EXERCISE TASK: Set down every entry again word for word, please, but skip the pictures.

══ EXTRACTED MATERIAL ══

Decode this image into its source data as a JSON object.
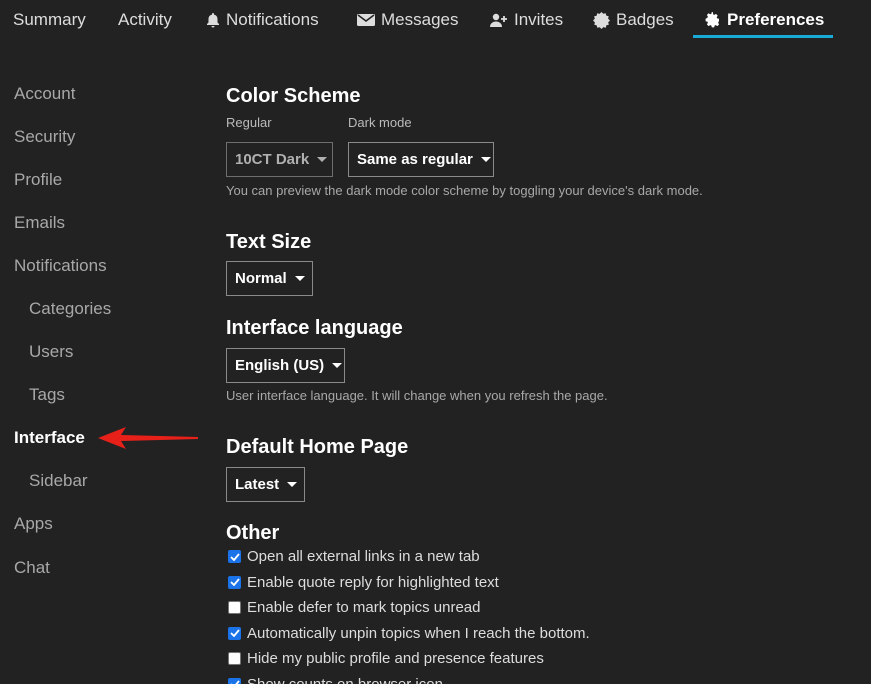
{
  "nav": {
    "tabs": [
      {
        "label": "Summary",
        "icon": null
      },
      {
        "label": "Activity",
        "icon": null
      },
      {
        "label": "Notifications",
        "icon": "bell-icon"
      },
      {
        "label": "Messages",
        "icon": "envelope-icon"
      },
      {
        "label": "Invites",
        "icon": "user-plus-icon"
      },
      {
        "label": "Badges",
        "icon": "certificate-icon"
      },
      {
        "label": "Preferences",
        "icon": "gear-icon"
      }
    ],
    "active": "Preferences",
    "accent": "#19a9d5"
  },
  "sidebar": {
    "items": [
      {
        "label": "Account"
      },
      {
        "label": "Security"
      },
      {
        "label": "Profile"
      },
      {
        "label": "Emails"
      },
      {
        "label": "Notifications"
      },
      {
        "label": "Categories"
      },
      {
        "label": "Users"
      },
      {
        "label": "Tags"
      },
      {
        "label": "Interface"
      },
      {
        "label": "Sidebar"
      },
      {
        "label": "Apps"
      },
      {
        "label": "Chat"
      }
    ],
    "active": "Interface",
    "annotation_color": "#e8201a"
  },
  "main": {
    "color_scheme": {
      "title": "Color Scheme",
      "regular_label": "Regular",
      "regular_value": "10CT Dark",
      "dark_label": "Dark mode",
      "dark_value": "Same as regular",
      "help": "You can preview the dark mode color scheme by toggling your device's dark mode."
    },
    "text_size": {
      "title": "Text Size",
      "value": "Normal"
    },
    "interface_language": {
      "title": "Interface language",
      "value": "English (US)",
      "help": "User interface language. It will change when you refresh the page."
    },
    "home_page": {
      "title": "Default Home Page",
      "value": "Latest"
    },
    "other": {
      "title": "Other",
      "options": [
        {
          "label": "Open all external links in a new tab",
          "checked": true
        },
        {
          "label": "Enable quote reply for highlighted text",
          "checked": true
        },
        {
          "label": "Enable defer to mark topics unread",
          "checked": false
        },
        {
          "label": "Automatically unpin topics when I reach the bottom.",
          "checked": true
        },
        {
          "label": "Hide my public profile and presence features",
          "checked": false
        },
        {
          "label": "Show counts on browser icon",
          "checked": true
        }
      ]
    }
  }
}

═══

COMPLETED EXERCISE:
Decode this image into its source data as a JSON object.
{
  "nav": {
    "tabs": [
      {
        "label": "Summary",
        "icon": null
      },
      {
        "label": "Activity",
        "icon": null
      },
      {
        "label": "Notifications",
        "icon": "bell-icon"
      },
      {
        "label": "Messages",
        "icon": "envelope-icon"
      },
      {
        "label": "Invites",
        "icon": "user-plus-icon"
      },
      {
        "label": "Badges",
        "icon": "certificate-icon"
      },
      {
        "label": "Preferences",
        "icon": "gear-icon"
      }
    ],
    "active": "Preferences",
    "accent": "#19a9d5"
  },
  "sidebar": {
    "items": [
      {
        "label": "Account"
      },
      {
        "label": "Security"
      },
      {
        "label": "Profile"
      },
      {
        "label": "Emails"
      },
      {
        "label": "Notifications"
      },
      {
        "label": "Categories"
      },
      {
        "label": "Users"
      },
      {
        "label": "Tags"
      },
      {
        "label": "Interface"
      },
      {
        "label": "Sidebar"
      },
      {
        "label": "Apps"
      },
      {
        "label": "Chat"
      }
    ],
    "active": "Interface",
    "annotation_color": "#e8201a"
  },
  "main": {
    "color_scheme": {
      "title": "Color Scheme",
      "regular_label": "Regular",
      "regular_value": "10CT Dark",
      "dark_label": "Dark mode",
      "dark_value": "Same as regular",
      "help": "You can preview the dark mode color scheme by toggling your device's dark mode."
    },
    "text_size": {
      "title": "Text Size",
      "value": "Normal"
    },
    "interface_language": {
      "title": "Interface language",
      "value": "English (US)",
      "help": "User interface language. It will change when you refresh the page."
    },
    "home_page": {
      "title": "Default Home Page",
      "value": "Latest"
    },
    "other": {
      "title": "Other",
      "options": [
        {
          "label": "Open all external links in a new tab",
          "checked": true
        },
        {
          "label": "Enable quote reply for highlighted text",
          "checked": true
        },
        {
          "label": "Enable defer to mark topics unread",
          "checked": false
        },
        {
          "label": "Automatically unpin topics when I reach the bottom.",
          "checked": true
        },
        {
          "label": "Hide my public profile and presence features",
          "checked": false
        },
        {
          "label": "Show counts on browser icon",
          "checked": true
        }
      ]
    }
  }
}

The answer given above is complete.